## PROVIDED DATA:

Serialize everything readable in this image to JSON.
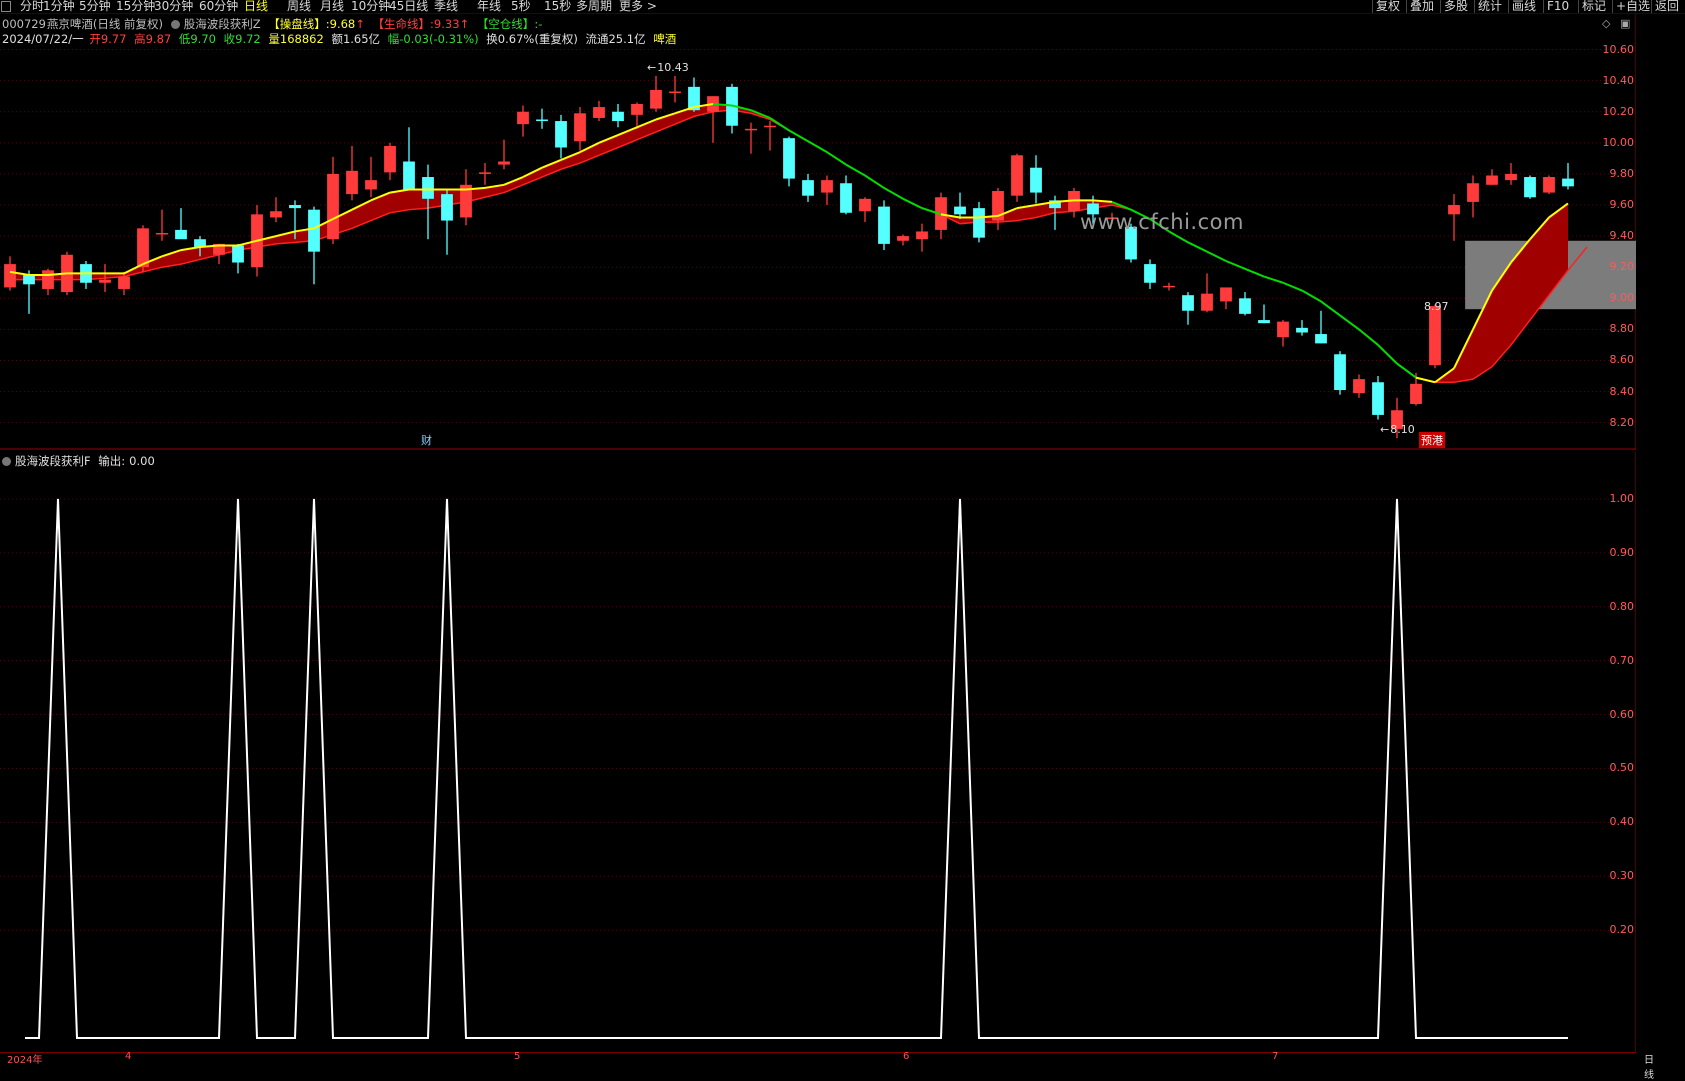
{
  "toolbar": {
    "timeframes": [
      "分时",
      "1分钟",
      "5分钟",
      "15分钟",
      "30分钟",
      "60分钟",
      "日线",
      "周线",
      "月线",
      "10分钟",
      "45日线",
      "季线",
      "年线",
      "5秒",
      "15秒",
      "多周期",
      "更多 >"
    ],
    "active_timeframe": "日线",
    "right_buttons": [
      "复权",
      "叠加",
      "多股",
      "统计",
      "画线",
      "F10",
      "标记",
      "+自选",
      "返回"
    ]
  },
  "main": {
    "stock_code": "000729",
    "stock_name": "燕京啤酒",
    "stock_mode": "(日线 前复权)",
    "indicator_name": "股海波段获利Z",
    "line1_label": "【操盘线】",
    "line1_value": "9.68",
    "line2_label": "【生命线】",
    "line2_value": "9.33",
    "line3_label": "【空仓线】",
    "line3_value": "-",
    "date": "2024/07/22/一",
    "open_label": "开",
    "open": "9.77",
    "high_label": "高",
    "high": "9.87",
    "low_label": "低",
    "low": "9.70",
    "close_label": "收",
    "close": "9.72",
    "vol_label": "量",
    "vol": "168862",
    "amount_label": "额",
    "amount": "1.65亿",
    "chg_label": "幅",
    "chg": "-0.03(-0.31%)",
    "turnover_label": "换",
    "turnover": "0.67%(重复权)",
    "float_label": "流通",
    "float": "25.1亿",
    "sector": "啤酒",
    "max_marker": "10.43",
    "min_marker": "8.10",
    "box_label": "8.97",
    "event_cai": "财",
    "event_yugang": "预港",
    "watermark": "www.cfchi.com",
    "y_ticks": [
      "10.60",
      "10.40",
      "10.20",
      "10.00",
      "9.80",
      "9.60",
      "9.40",
      "9.20",
      "9.00",
      "8.80",
      "8.60",
      "8.40",
      "8.20"
    ]
  },
  "sub": {
    "indicator_name": "股海波段获利F",
    "output_label": "输出:",
    "output_value": "0.00",
    "y_ticks": [
      "1.00",
      "0.90",
      "0.80",
      "0.70",
      "0.60",
      "0.50",
      "0.40",
      "0.30",
      "0.20"
    ]
  },
  "x_axis": {
    "labels": [
      "2024年",
      "4",
      "5",
      "6",
      "7"
    ],
    "right_label": "日线"
  },
  "colors": {
    "up": "#ff3b3b",
    "down": "#54ffff",
    "ma_up": "#ffff00",
    "ma_down": "#00dd00",
    "ribbon": "#a00000",
    "grid": "#5a0000"
  },
  "chart_data": {
    "type": "candlestick",
    "price_ylim": [
      8.05,
      10.7
    ],
    "candles": [
      {
        "o": 9.07,
        "h": 9.27,
        "l": 9.05,
        "c": 9.22
      },
      {
        "o": 9.15,
        "h": 9.18,
        "l": 8.9,
        "c": 9.09
      },
      {
        "o": 9.06,
        "h": 9.19,
        "l": 9.02,
        "c": 9.18
      },
      {
        "o": 9.04,
        "h": 9.3,
        "l": 9.02,
        "c": 9.28
      },
      {
        "o": 9.22,
        "h": 9.24,
        "l": 9.06,
        "c": 9.1
      },
      {
        "o": 9.1,
        "h": 9.22,
        "l": 9.04,
        "c": 9.12
      },
      {
        "o": 9.06,
        "h": 9.17,
        "l": 9.02,
        "c": 9.14
      },
      {
        "o": 9.2,
        "h": 9.47,
        "l": 9.17,
        "c": 9.45
      },
      {
        "o": 9.42,
        "h": 9.57,
        "l": 9.37,
        "c": 9.42
      },
      {
        "o": 9.44,
        "h": 9.58,
        "l": 9.39,
        "c": 9.38
      },
      {
        "o": 9.38,
        "h": 9.4,
        "l": 9.27,
        "c": 9.33
      },
      {
        "o": 9.28,
        "h": 9.35,
        "l": 9.22,
        "c": 9.35
      },
      {
        "o": 9.34,
        "h": 9.35,
        "l": 9.16,
        "c": 9.23
      },
      {
        "o": 9.2,
        "h": 9.6,
        "l": 9.14,
        "c": 9.54
      },
      {
        "o": 9.52,
        "h": 9.65,
        "l": 9.49,
        "c": 9.56
      },
      {
        "o": 9.6,
        "h": 9.63,
        "l": 9.38,
        "c": 9.58
      },
      {
        "o": 9.57,
        "h": 9.59,
        "l": 9.09,
        "c": 9.3
      },
      {
        "o": 9.38,
        "h": 9.91,
        "l": 9.35,
        "c": 9.8
      },
      {
        "o": 9.67,
        "h": 9.98,
        "l": 9.63,
        "c": 9.82
      },
      {
        "o": 9.7,
        "h": 9.91,
        "l": 9.65,
        "c": 9.76
      },
      {
        "o": 9.81,
        "h": 10.0,
        "l": 9.76,
        "c": 9.98
      },
      {
        "o": 9.88,
        "h": 10.1,
        "l": 9.71,
        "c": 9.7
      },
      {
        "o": 9.78,
        "h": 9.86,
        "l": 9.38,
        "c": 9.64
      },
      {
        "o": 9.67,
        "h": 9.7,
        "l": 9.28,
        "c": 9.5
      },
      {
        "o": 9.52,
        "h": 9.83,
        "l": 9.47,
        "c": 9.73
      },
      {
        "o": 9.8,
        "h": 9.87,
        "l": 9.73,
        "c": 9.81
      },
      {
        "o": 9.86,
        "h": 10.02,
        "l": 9.83,
        "c": 9.88
      },
      {
        "o": 10.12,
        "h": 10.24,
        "l": 10.04,
        "c": 10.2
      },
      {
        "o": 10.15,
        "h": 10.22,
        "l": 10.09,
        "c": 10.14
      },
      {
        "o": 10.14,
        "h": 10.18,
        "l": 9.9,
        "c": 9.97
      },
      {
        "o": 10.01,
        "h": 10.23,
        "l": 9.95,
        "c": 10.19
      },
      {
        "o": 10.16,
        "h": 10.27,
        "l": 10.14,
        "c": 10.23
      },
      {
        "o": 10.2,
        "h": 10.25,
        "l": 10.1,
        "c": 10.14
      },
      {
        "o": 10.18,
        "h": 10.26,
        "l": 10.09,
        "c": 10.25
      },
      {
        "o": 10.22,
        "h": 10.43,
        "l": 10.2,
        "c": 10.34
      },
      {
        "o": 10.33,
        "h": 10.43,
        "l": 10.26,
        "c": 10.33
      },
      {
        "o": 10.36,
        "h": 10.42,
        "l": 10.2,
        "c": 10.21
      },
      {
        "o": 10.2,
        "h": 10.3,
        "l": 10.0,
        "c": 10.3
      },
      {
        "o": 10.36,
        "h": 10.38,
        "l": 10.06,
        "c": 10.11
      },
      {
        "o": 10.09,
        "h": 10.13,
        "l": 9.93,
        "c": 10.09
      },
      {
        "o": 10.11,
        "h": 10.14,
        "l": 9.95,
        "c": 10.11
      },
      {
        "o": 10.03,
        "h": 10.04,
        "l": 9.72,
        "c": 9.77
      },
      {
        "o": 9.76,
        "h": 9.8,
        "l": 9.62,
        "c": 9.66
      },
      {
        "o": 9.68,
        "h": 9.79,
        "l": 9.6,
        "c": 9.76
      },
      {
        "o": 9.74,
        "h": 9.79,
        "l": 9.54,
        "c": 9.55
      },
      {
        "o": 9.56,
        "h": 9.65,
        "l": 9.49,
        "c": 9.64
      },
      {
        "o": 9.59,
        "h": 9.63,
        "l": 9.31,
        "c": 9.35
      },
      {
        "o": 9.37,
        "h": 9.41,
        "l": 9.34,
        "c": 9.4
      },
      {
        "o": 9.38,
        "h": 9.48,
        "l": 9.3,
        "c": 9.43
      },
      {
        "o": 9.44,
        "h": 9.68,
        "l": 9.38,
        "c": 9.65
      },
      {
        "o": 9.59,
        "h": 9.68,
        "l": 9.51,
        "c": 9.54
      },
      {
        "o": 9.58,
        "h": 9.62,
        "l": 9.36,
        "c": 9.39
      },
      {
        "o": 9.5,
        "h": 9.71,
        "l": 9.44,
        "c": 9.69
      },
      {
        "o": 9.66,
        "h": 9.93,
        "l": 9.62,
        "c": 9.92
      },
      {
        "o": 9.84,
        "h": 9.92,
        "l": 9.61,
        "c": 9.68
      },
      {
        "o": 9.63,
        "h": 9.66,
        "l": 9.44,
        "c": 9.58
      },
      {
        "o": 9.56,
        "h": 9.71,
        "l": 9.52,
        "c": 9.69
      },
      {
        "o": 9.61,
        "h": 9.66,
        "l": 9.48,
        "c": 9.54
      },
      {
        "o": 9.51,
        "h": 9.55,
        "l": 9.48,
        "c": 9.52
      },
      {
        "o": 9.46,
        "h": 9.48,
        "l": 9.23,
        "c": 9.25
      },
      {
        "o": 9.22,
        "h": 9.25,
        "l": 9.06,
        "c": 9.1
      },
      {
        "o": 9.08,
        "h": 9.1,
        "l": 9.05,
        "c": 9.08
      },
      {
        "o": 9.02,
        "h": 9.04,
        "l": 8.83,
        "c": 8.92
      },
      {
        "o": 8.92,
        "h": 9.16,
        "l": 8.91,
        "c": 9.03
      },
      {
        "o": 8.98,
        "h": 9.06,
        "l": 8.93,
        "c": 9.07
      },
      {
        "o": 9.0,
        "h": 9.04,
        "l": 8.89,
        "c": 8.9
      },
      {
        "o": 8.86,
        "h": 8.96,
        "l": 8.84,
        "c": 8.84
      },
      {
        "o": 8.75,
        "h": 8.86,
        "l": 8.69,
        "c": 8.85
      },
      {
        "o": 8.81,
        "h": 8.86,
        "l": 8.76,
        "c": 8.78
      },
      {
        "o": 8.77,
        "h": 8.92,
        "l": 8.71,
        "c": 8.71
      },
      {
        "o": 8.64,
        "h": 8.66,
        "l": 8.38,
        "c": 8.41
      },
      {
        "o": 8.39,
        "h": 8.51,
        "l": 8.36,
        "c": 8.48
      },
      {
        "o": 8.46,
        "h": 8.5,
        "l": 8.22,
        "c": 8.25
      },
      {
        "o": 8.16,
        "h": 8.36,
        "l": 8.1,
        "c": 8.28
      },
      {
        "o": 8.32,
        "h": 8.52,
        "l": 8.31,
        "c": 8.45
      },
      {
        "o": 8.57,
        "h": 8.96,
        "l": 8.55,
        "c": 8.95
      },
      {
        "o": 9.54,
        "h": 9.67,
        "l": 9.37,
        "c": 9.6
      },
      {
        "o": 9.62,
        "h": 9.79,
        "l": 9.52,
        "c": 9.74
      },
      {
        "o": 9.73,
        "h": 9.83,
        "l": 9.73,
        "c": 9.79
      },
      {
        "o": 9.76,
        "h": 9.87,
        "l": 9.73,
        "c": 9.8
      },
      {
        "o": 9.78,
        "h": 9.79,
        "l": 9.64,
        "c": 9.65
      },
      {
        "o": 9.68,
        "h": 9.79,
        "l": 9.67,
        "c": 9.78
      },
      {
        "o": 9.77,
        "h": 9.87,
        "l": 9.7,
        "c": 9.72
      }
    ],
    "ma_fast": [
      9.17,
      9.15,
      9.15,
      9.16,
      9.16,
      9.16,
      9.16,
      9.22,
      9.27,
      9.31,
      9.33,
      9.34,
      9.34,
      9.37,
      9.4,
      9.43,
      9.45,
      9.51,
      9.57,
      9.63,
      9.68,
      9.7,
      9.7,
      9.7,
      9.7,
      9.71,
      9.73,
      9.78,
      9.84,
      9.89,
      9.94,
      10.0,
      10.05,
      10.1,
      10.15,
      10.19,
      10.23,
      10.25,
      10.24,
      10.21,
      10.16,
      10.08,
      10.01,
      9.94,
      9.86,
      9.79,
      9.71,
      9.64,
      9.58,
      9.54,
      9.52,
      9.52,
      9.53,
      9.58,
      9.6,
      9.62,
      9.63,
      9.63,
      9.62,
      9.57,
      9.51,
      9.43,
      9.36,
      9.3,
      9.24,
      9.19,
      9.14,
      9.1,
      9.05,
      8.98,
      8.89,
      8.8,
      8.7,
      8.58,
      8.49,
      8.46,
      8.55,
      8.8,
      9.05,
      9.23,
      9.38,
      9.52,
      9.61,
      9.68
    ],
    "ma_slow": [
      9.12,
      9.12,
      9.12,
      9.12,
      9.12,
      9.13,
      9.14,
      9.17,
      9.2,
      9.22,
      9.25,
      9.28,
      9.31,
      9.33,
      9.35,
      9.36,
      9.37,
      9.41,
      9.45,
      9.5,
      9.55,
      9.57,
      9.58,
      9.6,
      9.62,
      9.65,
      9.68,
      9.73,
      9.78,
      9.83,
      9.87,
      9.92,
      9.97,
      10.02,
      10.07,
      10.12,
      10.17,
      10.2,
      10.21,
      10.19,
      10.15,
      10.08,
      10.01,
      9.94,
      9.86,
      9.79,
      9.71,
      9.64,
      9.58,
      9.54,
      9.48,
      9.49,
      9.49,
      9.5,
      9.52,
      9.55,
      9.56,
      9.58,
      9.6,
      9.57,
      9.51,
      9.43,
      9.36,
      9.3,
      9.24,
      9.19,
      9.14,
      9.1,
      9.05,
      8.98,
      8.89,
      8.8,
      8.7,
      8.58,
      8.49,
      8.46,
      8.46,
      8.48,
      8.56,
      8.7,
      8.86,
      9.02,
      9.18,
      9.33
    ],
    "ma_trend_up": [
      1,
      1,
      1,
      1,
      1,
      1,
      1,
      1,
      1,
      1,
      1,
      1,
      1,
      1,
      1,
      1,
      1,
      1,
      1,
      1,
      1,
      1,
      1,
      1,
      1,
      1,
      1,
      1,
      1,
      1,
      1,
      1,
      1,
      1,
      1,
      1,
      1,
      1,
      0,
      0,
      0,
      0,
      0,
      0,
      0,
      0,
      0,
      0,
      0,
      0,
      1,
      1,
      1,
      1,
      1,
      1,
      1,
      1,
      1,
      0,
      0,
      0,
      0,
      0,
      0,
      0,
      0,
      0,
      0,
      0,
      0,
      0,
      0,
      0,
      0,
      1,
      1,
      1,
      1,
      1,
      1,
      1,
      1,
      1
    ],
    "signal_box": {
      "top": 9.37,
      "bottom": 8.93
    },
    "sub_signal": {
      "ylim": [
        0,
        1.05
      ],
      "peak_indices": [
        2,
        12,
        16,
        23,
        50,
        73
      ],
      "values_baseline": 0.0,
      "peak_value": 1.0
    }
  }
}
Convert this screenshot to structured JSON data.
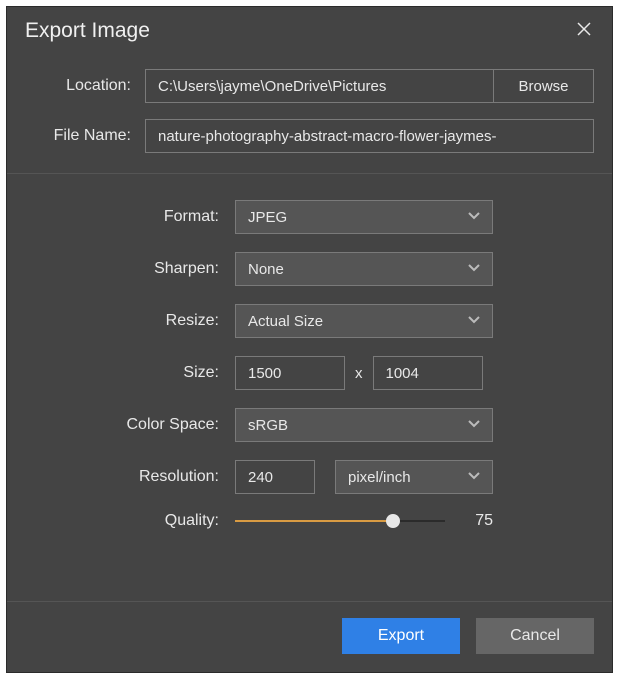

## AIM:
Your task is to gather every line with the word "this" and copy it.

## ANSWER TO THE PROBLEM:
Serialize everything readable in this image to JSON.
Convert this screenshot to structured JSON data.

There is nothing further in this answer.